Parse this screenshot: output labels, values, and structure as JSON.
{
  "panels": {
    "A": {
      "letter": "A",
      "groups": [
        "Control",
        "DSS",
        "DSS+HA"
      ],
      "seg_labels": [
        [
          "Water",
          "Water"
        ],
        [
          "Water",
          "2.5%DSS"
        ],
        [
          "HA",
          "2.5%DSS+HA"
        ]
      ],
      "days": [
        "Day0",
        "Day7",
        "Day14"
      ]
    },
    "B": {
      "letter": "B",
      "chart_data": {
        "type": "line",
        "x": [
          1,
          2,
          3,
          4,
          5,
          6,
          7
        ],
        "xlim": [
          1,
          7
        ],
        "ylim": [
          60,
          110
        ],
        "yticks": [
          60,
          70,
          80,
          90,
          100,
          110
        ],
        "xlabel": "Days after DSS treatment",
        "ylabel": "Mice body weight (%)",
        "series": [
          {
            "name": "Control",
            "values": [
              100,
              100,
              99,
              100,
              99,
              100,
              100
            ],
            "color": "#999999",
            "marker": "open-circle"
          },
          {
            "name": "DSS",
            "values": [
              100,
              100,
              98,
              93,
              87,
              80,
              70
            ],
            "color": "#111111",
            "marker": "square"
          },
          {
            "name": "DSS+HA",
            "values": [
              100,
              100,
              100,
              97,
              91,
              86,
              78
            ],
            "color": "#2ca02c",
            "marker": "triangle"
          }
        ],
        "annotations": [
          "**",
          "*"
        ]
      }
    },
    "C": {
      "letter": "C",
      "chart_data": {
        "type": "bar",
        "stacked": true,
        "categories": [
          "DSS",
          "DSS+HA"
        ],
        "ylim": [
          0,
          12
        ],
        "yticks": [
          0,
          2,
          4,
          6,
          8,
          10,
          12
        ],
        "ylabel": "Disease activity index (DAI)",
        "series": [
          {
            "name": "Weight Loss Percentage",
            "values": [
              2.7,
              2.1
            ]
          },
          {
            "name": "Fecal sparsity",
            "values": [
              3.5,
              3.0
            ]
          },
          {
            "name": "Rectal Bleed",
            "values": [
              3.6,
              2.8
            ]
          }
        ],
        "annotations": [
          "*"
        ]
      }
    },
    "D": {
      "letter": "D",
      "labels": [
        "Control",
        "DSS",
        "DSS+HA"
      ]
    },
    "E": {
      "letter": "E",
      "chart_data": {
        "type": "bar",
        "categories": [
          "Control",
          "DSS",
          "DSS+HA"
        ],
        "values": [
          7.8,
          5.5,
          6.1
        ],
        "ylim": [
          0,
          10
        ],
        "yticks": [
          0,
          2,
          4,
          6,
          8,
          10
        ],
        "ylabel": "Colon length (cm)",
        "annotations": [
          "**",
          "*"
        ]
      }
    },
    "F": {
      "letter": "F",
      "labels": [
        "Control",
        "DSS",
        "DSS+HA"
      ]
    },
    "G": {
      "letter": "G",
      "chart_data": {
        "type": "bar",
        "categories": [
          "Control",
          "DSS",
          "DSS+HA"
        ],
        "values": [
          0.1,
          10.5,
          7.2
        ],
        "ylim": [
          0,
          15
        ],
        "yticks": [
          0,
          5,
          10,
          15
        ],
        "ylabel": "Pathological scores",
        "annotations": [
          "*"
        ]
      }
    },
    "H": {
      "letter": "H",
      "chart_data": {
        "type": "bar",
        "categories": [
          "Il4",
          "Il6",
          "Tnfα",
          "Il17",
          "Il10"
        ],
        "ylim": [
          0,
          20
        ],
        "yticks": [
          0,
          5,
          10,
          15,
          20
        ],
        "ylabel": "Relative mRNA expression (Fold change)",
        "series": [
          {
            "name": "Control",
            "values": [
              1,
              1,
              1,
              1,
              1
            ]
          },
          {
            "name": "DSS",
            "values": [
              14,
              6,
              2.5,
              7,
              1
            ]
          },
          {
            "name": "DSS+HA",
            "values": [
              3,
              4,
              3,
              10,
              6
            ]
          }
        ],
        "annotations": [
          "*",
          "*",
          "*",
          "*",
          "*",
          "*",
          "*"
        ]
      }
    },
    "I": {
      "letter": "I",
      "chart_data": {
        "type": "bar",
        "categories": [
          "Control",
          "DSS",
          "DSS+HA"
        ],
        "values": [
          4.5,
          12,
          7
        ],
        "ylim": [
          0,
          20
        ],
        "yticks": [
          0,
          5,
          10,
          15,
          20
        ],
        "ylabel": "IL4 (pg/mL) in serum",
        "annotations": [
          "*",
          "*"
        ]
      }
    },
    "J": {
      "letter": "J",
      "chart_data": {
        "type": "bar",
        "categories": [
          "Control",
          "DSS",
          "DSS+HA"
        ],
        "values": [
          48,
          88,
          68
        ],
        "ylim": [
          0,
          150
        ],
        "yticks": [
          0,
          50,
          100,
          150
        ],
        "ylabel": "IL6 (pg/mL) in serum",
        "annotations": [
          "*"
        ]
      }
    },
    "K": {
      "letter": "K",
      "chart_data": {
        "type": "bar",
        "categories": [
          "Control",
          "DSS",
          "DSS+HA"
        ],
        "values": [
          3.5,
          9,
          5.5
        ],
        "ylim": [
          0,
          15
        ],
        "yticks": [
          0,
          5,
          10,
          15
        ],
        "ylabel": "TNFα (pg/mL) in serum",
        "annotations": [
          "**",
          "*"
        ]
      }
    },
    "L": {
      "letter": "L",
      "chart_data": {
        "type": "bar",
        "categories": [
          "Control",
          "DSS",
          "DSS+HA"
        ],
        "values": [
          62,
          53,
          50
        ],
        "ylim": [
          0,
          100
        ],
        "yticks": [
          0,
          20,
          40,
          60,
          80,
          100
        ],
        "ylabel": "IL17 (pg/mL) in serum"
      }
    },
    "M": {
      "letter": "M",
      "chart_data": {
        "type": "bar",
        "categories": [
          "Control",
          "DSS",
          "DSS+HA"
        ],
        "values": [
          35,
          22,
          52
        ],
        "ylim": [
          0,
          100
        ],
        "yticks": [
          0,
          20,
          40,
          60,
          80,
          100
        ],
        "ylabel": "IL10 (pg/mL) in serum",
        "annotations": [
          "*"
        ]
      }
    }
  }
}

§ §

TASK DESCRIPTION: Copy all the lines from the data above that hold the word "ylabel".

WRITTEN RESPONSE:
        "ylabel": "Mice body weight (%)",
        "ylabel": "Disease activity index (DAI)",
        "ylabel": "Colon length (cm)",
        "ylabel": "Pathological scores",
        "ylabel": "Relative mRNA expression (Fold change)",
        "ylabel": "IL4 (pg/mL) in serum",
        "ylabel": "IL6 (pg/mL) in serum",
        "ylabel": "TNFα (pg/mL) in serum",
        "ylabel": "IL17 (pg/mL) in serum"
        "ylabel": "IL10 (pg/mL) in serum",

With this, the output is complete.